--- Exercise goal ---
Return each line of the material verbatim.

····················

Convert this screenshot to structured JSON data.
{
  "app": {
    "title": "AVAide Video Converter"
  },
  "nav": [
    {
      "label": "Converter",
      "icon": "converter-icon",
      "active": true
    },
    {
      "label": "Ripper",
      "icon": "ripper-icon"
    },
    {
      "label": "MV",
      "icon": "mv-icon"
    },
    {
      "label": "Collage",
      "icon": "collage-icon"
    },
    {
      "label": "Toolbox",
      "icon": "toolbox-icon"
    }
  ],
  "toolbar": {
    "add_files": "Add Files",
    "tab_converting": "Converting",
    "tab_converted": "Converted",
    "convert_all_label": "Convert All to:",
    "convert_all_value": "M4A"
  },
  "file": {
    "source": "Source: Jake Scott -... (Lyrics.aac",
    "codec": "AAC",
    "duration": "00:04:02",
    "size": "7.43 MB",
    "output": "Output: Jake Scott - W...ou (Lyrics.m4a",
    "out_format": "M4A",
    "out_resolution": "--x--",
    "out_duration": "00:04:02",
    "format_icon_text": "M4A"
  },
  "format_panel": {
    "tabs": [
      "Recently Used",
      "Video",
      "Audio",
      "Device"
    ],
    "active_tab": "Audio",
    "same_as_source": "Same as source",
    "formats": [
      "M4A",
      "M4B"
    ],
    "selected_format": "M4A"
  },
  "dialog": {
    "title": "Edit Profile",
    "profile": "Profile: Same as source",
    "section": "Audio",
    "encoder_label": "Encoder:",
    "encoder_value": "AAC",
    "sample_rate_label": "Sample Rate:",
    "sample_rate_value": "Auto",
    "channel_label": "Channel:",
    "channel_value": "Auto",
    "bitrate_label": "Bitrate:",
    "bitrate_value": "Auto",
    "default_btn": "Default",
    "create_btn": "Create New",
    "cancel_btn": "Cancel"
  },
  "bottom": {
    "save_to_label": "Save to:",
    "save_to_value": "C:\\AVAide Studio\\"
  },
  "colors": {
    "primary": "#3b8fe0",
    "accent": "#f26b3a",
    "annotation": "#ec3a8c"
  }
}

····················

--- Complete answer ---
Convert this screenshot to structured JSON data.
{
  "app": {
    "title": "AVAide Video Converter"
  },
  "nav": [
    {
      "label": "Converter",
      "icon": "converter-icon",
      "active": true
    },
    {
      "label": "Ripper",
      "icon": "ripper-icon"
    },
    {
      "label": "MV",
      "icon": "mv-icon"
    },
    {
      "label": "Collage",
      "icon": "collage-icon"
    },
    {
      "label": "Toolbox",
      "icon": "toolbox-icon"
    }
  ],
  "toolbar": {
    "add_files": "Add Files",
    "tab_converting": "Converting",
    "tab_converted": "Converted",
    "convert_all_label": "Convert All to:",
    "convert_all_value": "M4A"
  },
  "file": {
    "source": "Source: Jake Scott -... (Lyrics.aac",
    "codec": "AAC",
    "duration": "00:04:02",
    "size": "7.43 MB",
    "output": "Output: Jake Scott - W...ou (Lyrics.m4a",
    "out_format": "M4A",
    "out_resolution": "--x--",
    "out_duration": "00:04:02",
    "format_icon_text": "M4A"
  },
  "format_panel": {
    "tabs": [
      "Recently Used",
      "Video",
      "Audio",
      "Device"
    ],
    "active_tab": "Audio",
    "same_as_source": "Same as source",
    "formats": [
      "M4A",
      "M4B"
    ],
    "selected_format": "M4A"
  },
  "dialog": {
    "title": "Edit Profile",
    "profile": "Profile: Same as source",
    "section": "Audio",
    "encoder_label": "Encoder:",
    "encoder_value": "AAC",
    "sample_rate_label": "Sample Rate:",
    "sample_rate_value": "Auto",
    "channel_label": "Channel:",
    "channel_value": "Auto",
    "bitrate_label": "Bitrate:",
    "bitrate_value": "Auto",
    "default_btn": "Default",
    "create_btn": "Create New",
    "cancel_btn": "Cancel"
  },
  "bottom": {
    "save_to_label": "Save to:",
    "save_to_value": "C:\\AVAide Studio\\"
  },
  "colors": {
    "primary": "#3b8fe0",
    "accent": "#f26b3a",
    "annotation": "#ec3a8c"
  }
}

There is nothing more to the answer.